(Collected data)
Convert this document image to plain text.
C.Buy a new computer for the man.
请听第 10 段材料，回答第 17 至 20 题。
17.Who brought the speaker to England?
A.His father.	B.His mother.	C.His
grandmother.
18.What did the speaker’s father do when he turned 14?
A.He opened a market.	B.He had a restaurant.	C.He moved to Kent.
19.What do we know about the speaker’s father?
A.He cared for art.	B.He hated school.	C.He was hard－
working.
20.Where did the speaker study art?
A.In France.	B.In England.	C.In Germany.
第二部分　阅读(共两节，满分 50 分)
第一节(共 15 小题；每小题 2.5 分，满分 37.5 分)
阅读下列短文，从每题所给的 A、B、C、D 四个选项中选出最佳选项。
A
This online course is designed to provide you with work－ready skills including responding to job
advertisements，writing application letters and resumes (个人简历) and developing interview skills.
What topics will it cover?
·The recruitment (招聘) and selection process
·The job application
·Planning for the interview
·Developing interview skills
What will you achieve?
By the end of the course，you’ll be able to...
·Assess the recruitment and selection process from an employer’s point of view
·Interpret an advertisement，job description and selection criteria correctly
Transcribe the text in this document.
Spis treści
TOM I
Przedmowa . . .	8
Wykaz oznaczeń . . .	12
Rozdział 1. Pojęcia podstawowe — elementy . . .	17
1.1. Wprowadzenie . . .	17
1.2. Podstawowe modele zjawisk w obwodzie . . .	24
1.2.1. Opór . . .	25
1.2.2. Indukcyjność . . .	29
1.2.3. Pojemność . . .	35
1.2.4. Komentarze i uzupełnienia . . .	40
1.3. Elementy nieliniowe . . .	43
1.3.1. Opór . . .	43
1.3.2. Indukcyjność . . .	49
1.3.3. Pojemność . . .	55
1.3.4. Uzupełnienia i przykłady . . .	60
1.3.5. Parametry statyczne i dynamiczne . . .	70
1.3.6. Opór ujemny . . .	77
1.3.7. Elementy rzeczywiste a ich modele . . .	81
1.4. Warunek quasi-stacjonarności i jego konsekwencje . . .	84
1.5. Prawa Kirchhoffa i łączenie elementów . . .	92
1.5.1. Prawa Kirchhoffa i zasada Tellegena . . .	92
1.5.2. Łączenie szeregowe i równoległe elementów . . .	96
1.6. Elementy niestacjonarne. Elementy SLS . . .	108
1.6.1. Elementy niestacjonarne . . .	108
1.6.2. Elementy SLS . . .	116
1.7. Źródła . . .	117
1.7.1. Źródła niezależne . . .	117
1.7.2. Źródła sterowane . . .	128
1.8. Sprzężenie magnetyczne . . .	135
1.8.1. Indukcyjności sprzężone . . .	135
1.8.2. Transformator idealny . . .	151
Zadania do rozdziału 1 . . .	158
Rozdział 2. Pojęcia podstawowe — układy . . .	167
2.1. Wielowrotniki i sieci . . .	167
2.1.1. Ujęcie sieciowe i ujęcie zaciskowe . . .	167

PROBLEM DETAILS - Every line that holds the word "recruitment" should be extracted.

RIGHT ANSWER -
·The recruitment (招聘) and selection process
·Assess the recruitment and selection process from an employer’s point of view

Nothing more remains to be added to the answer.